━━━━━ INPUT DATA

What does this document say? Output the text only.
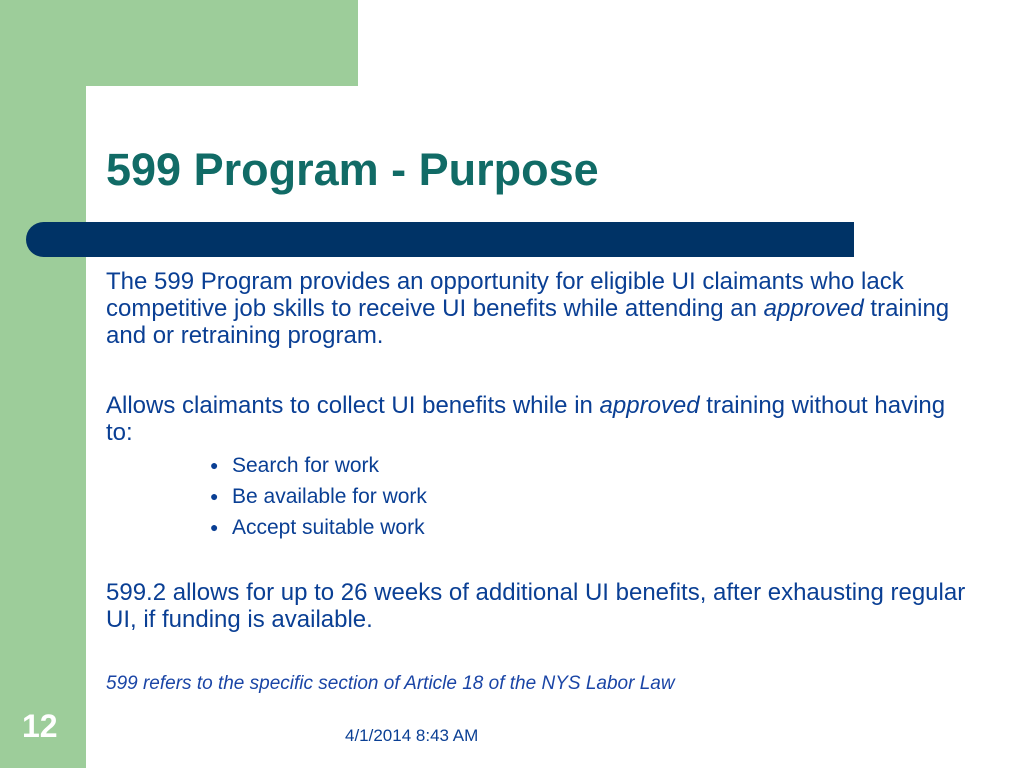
599 Program - Purpose

The 599 Program provides an opportunity for eligible UI claimants who lack competitive job skills to receive UI benefits while attending an approved training and or retraining program.

Allows claimants to collect UI benefits while in approved training without having to:

● Search for work
● Be available for work
● Accept suitable work

599.2 allows for up to 26 weeks of additional UI benefits, after exhausting regular UI, if funding is available.

599 refers to the specific section of Article 18 of the NYS Labor Law

12	4/1/2014 8:43 AM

━━━━━━━━━━

WHAT NEEDS TO BE DONE :: Read through the entries and copy every line that includes "approved".

CORRECT ANSWER ::
The 599 Program provides an opportunity for eligible UI claimants who lack competitive job skills to receive UI benefits while attending an approved training and or retraining program.
Allows claimants to collect UI benefits while in approved training without having to:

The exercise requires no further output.